*Exercise material*
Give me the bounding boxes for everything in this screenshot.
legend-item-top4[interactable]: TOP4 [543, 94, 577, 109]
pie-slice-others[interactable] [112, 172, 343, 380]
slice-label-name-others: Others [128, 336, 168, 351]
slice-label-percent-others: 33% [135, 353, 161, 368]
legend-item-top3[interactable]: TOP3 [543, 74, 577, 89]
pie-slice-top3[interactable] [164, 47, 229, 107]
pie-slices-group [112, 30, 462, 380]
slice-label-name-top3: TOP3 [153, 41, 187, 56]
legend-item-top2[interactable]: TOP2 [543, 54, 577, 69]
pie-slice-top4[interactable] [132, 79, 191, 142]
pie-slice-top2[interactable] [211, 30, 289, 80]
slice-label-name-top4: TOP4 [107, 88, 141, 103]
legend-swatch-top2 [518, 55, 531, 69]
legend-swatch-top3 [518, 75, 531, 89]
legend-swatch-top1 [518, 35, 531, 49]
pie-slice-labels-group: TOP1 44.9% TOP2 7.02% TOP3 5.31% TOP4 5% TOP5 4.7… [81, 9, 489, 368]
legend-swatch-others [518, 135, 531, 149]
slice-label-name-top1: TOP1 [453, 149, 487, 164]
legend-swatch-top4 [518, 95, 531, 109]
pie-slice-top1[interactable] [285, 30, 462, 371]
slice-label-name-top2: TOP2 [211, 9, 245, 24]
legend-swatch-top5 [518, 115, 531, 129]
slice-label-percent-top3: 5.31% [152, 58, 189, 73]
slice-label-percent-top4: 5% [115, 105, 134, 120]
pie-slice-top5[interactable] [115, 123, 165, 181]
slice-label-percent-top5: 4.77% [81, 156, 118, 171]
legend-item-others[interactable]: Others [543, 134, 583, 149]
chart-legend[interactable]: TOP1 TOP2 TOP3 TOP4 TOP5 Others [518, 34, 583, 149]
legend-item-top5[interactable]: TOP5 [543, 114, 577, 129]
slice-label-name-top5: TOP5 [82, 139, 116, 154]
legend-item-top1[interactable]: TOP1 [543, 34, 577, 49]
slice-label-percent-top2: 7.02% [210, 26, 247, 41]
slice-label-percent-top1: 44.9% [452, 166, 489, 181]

*Given request*
Switch every "legend-swatch" to "legend-color" in the records, from the start through the line with "pie-slice-top1[interactable] [285, 30, 462, 371]" (that line included), and give those lines again with nothing else changed.

*The answer*
Give me the bounding boxes for everything in this screenshot.
legend-item-top4[interactable]: TOP4 [543, 94, 577, 109]
pie-slice-others[interactable] [112, 172, 343, 380]
slice-label-name-others: Others [128, 336, 168, 351]
slice-label-percent-others: 33% [135, 353, 161, 368]
legend-item-top3[interactable]: TOP3 [543, 74, 577, 89]
pie-slice-top3[interactable] [164, 47, 229, 107]
pie-slices-group [112, 30, 462, 380]
slice-label-name-top3: TOP3 [153, 41, 187, 56]
legend-item-top2[interactable]: TOP2 [543, 54, 577, 69]
pie-slice-top4[interactable] [132, 79, 191, 142]
pie-slice-top2[interactable] [211, 30, 289, 80]
slice-label-name-top4: TOP4 [107, 88, 141, 103]
legend-color-top2 [518, 55, 531, 69]
legend-color-top3 [518, 75, 531, 89]
legend-color-top1 [518, 35, 531, 49]
pie-slice-labels-group: TOP1 44.9% TOP2 7.02% TOP3 5.31% TOP4 5% TOP5 4.7… [81, 9, 489, 368]
legend-color-others [518, 135, 531, 149]
slice-label-name-top1: TOP1 [453, 149, 487, 164]
legend-color-top4 [518, 95, 531, 109]
pie-slice-top1[interactable] [285, 30, 462, 371]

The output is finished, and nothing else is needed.